:: Task to complete ::
List each line of the data that holds the string "Research", please.

:: Data excerpts ::
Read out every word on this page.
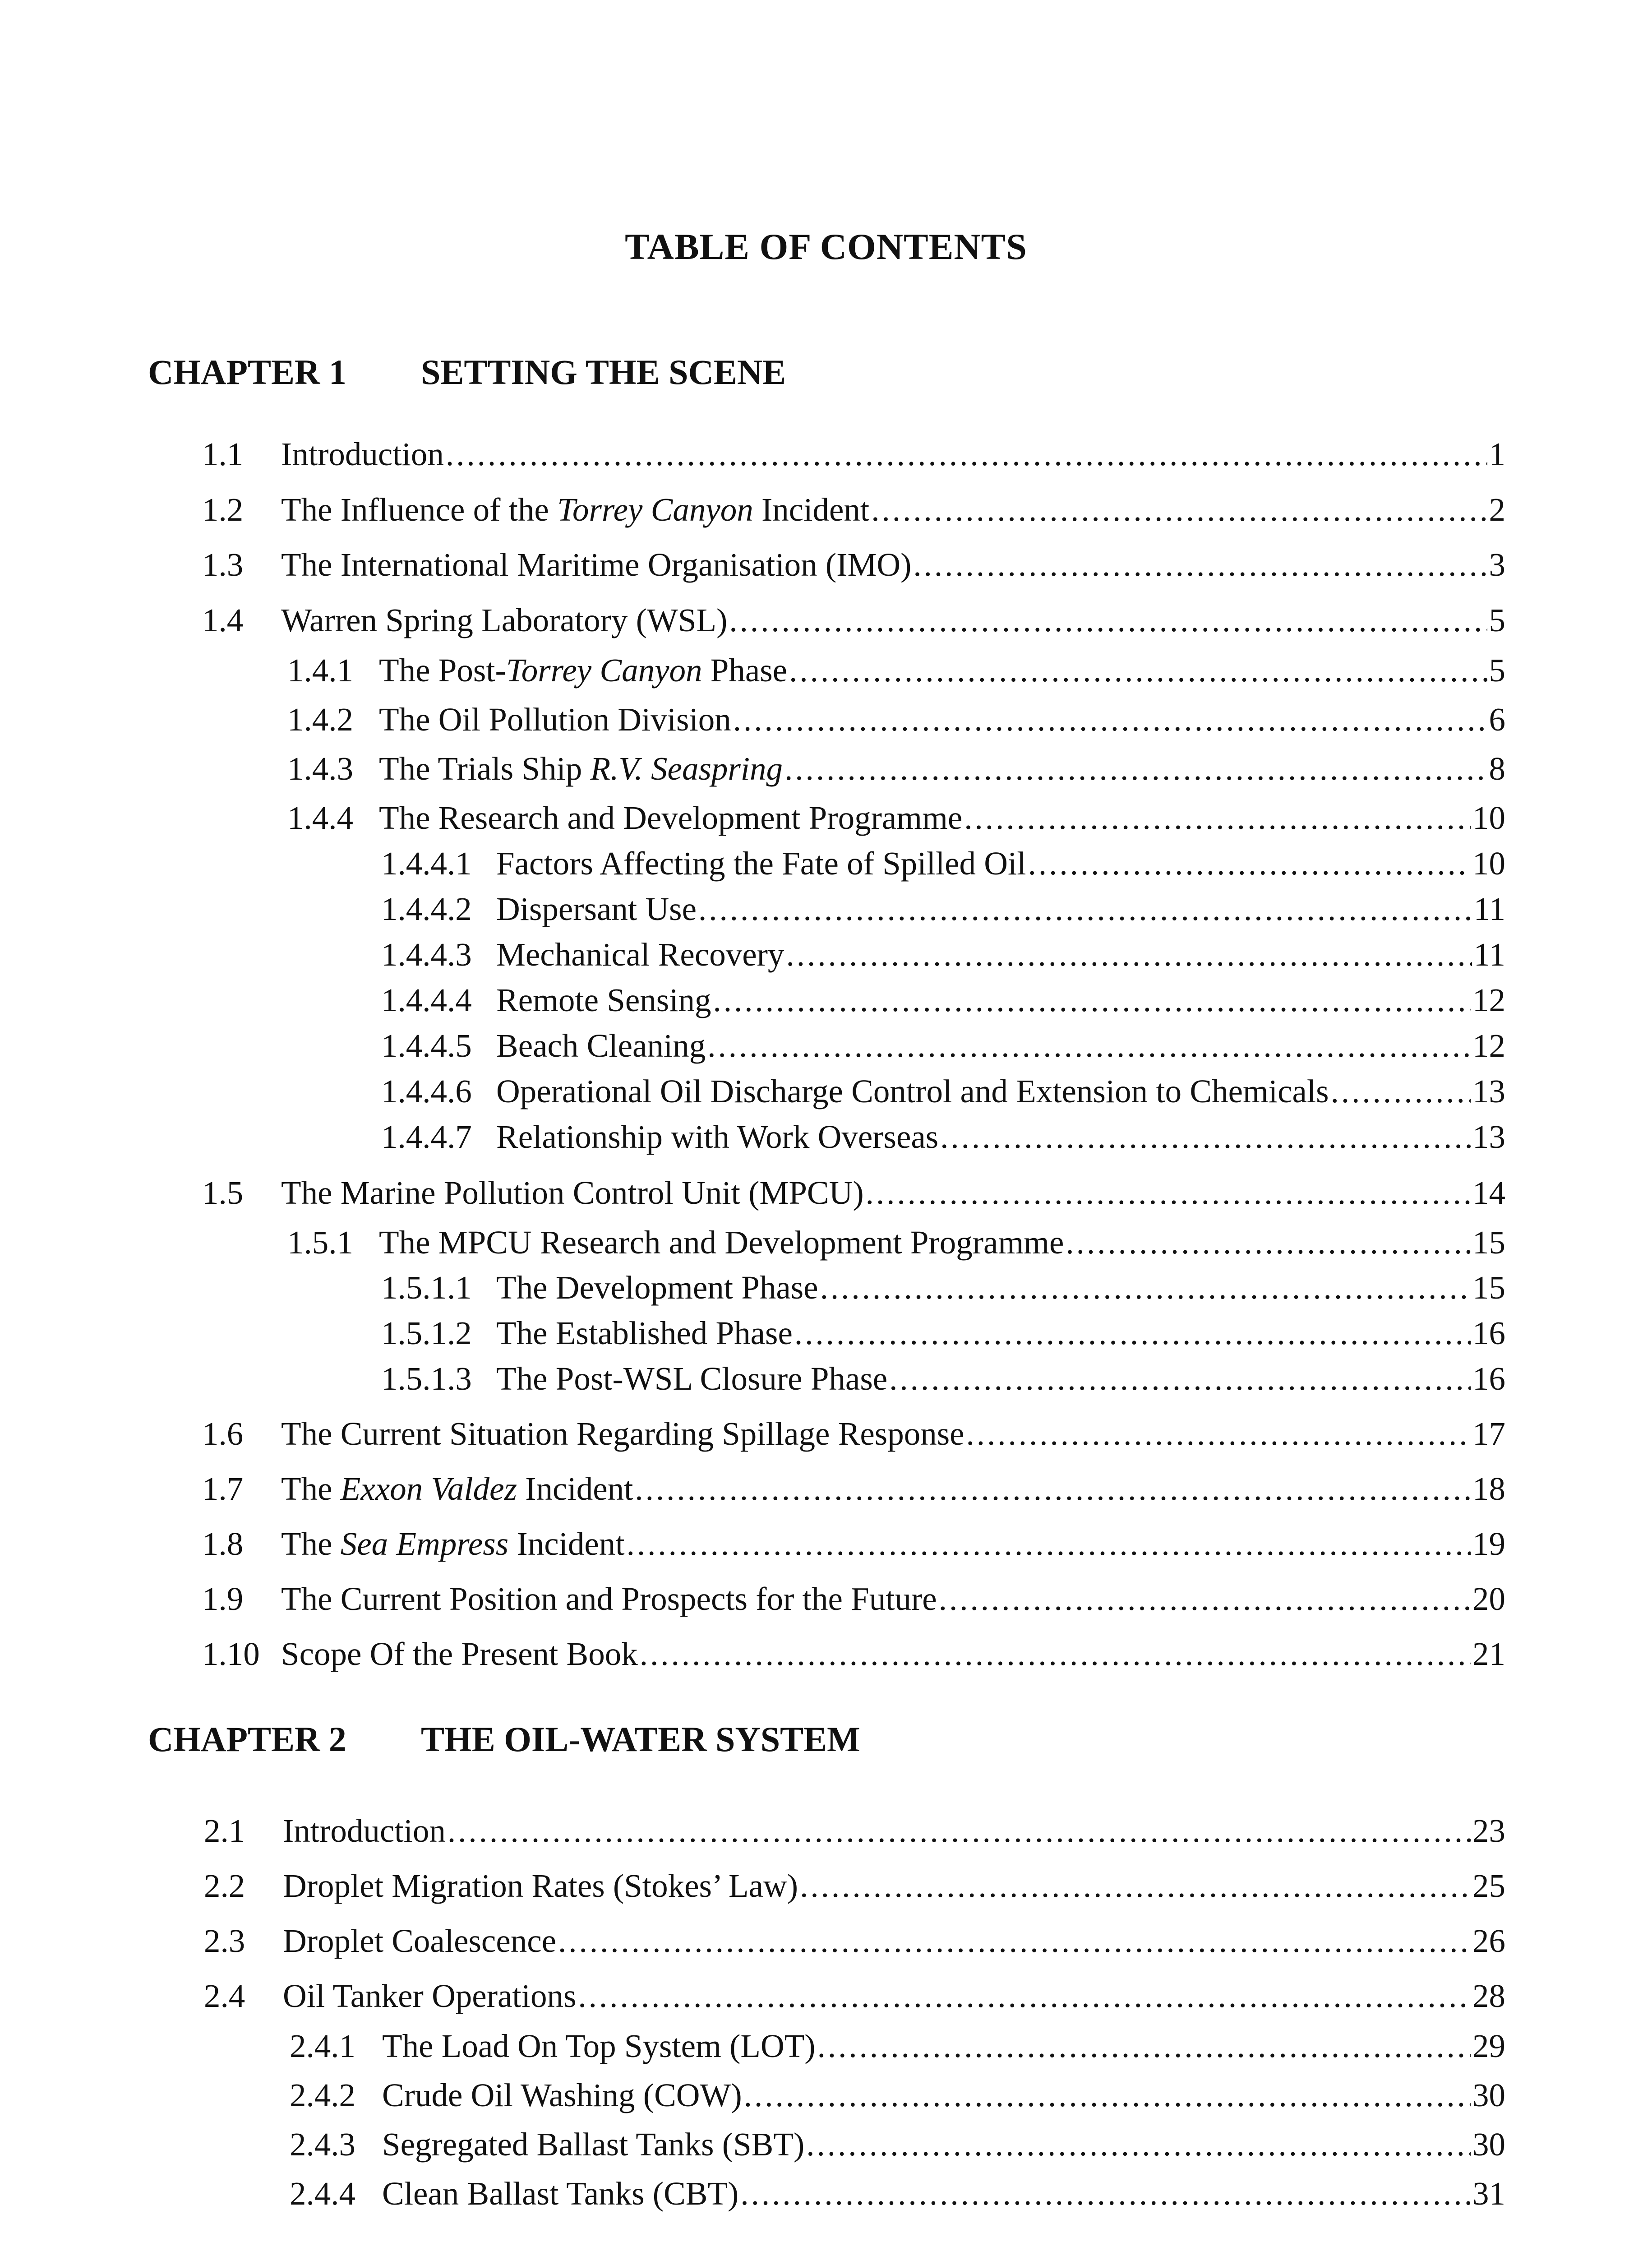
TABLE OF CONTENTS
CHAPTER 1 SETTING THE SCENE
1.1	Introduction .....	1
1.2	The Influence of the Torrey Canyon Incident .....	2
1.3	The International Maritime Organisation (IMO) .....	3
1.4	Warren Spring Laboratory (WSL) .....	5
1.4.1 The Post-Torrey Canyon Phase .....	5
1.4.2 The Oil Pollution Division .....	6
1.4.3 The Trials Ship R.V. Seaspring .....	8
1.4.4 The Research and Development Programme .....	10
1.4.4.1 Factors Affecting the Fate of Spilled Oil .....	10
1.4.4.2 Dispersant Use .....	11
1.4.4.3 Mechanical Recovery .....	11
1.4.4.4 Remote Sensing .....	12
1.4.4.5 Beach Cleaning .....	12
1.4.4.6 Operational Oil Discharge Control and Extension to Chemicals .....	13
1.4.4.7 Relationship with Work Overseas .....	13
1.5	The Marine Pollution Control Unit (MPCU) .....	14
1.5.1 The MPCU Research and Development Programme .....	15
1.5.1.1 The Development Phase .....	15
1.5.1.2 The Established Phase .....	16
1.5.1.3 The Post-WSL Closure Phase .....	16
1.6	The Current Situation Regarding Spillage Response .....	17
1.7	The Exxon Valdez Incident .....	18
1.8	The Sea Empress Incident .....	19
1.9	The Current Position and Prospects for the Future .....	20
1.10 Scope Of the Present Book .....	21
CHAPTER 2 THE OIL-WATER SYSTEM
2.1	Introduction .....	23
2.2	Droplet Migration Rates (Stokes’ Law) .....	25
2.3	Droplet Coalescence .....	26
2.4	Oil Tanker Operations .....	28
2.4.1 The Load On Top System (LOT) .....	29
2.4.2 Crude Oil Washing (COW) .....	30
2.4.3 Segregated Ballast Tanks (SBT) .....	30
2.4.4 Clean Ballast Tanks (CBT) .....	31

:: Result of this task ::
1.4.4 The Research and Development Programme .....	10
1.5.1 The MPCU Research and Development Programme .....	15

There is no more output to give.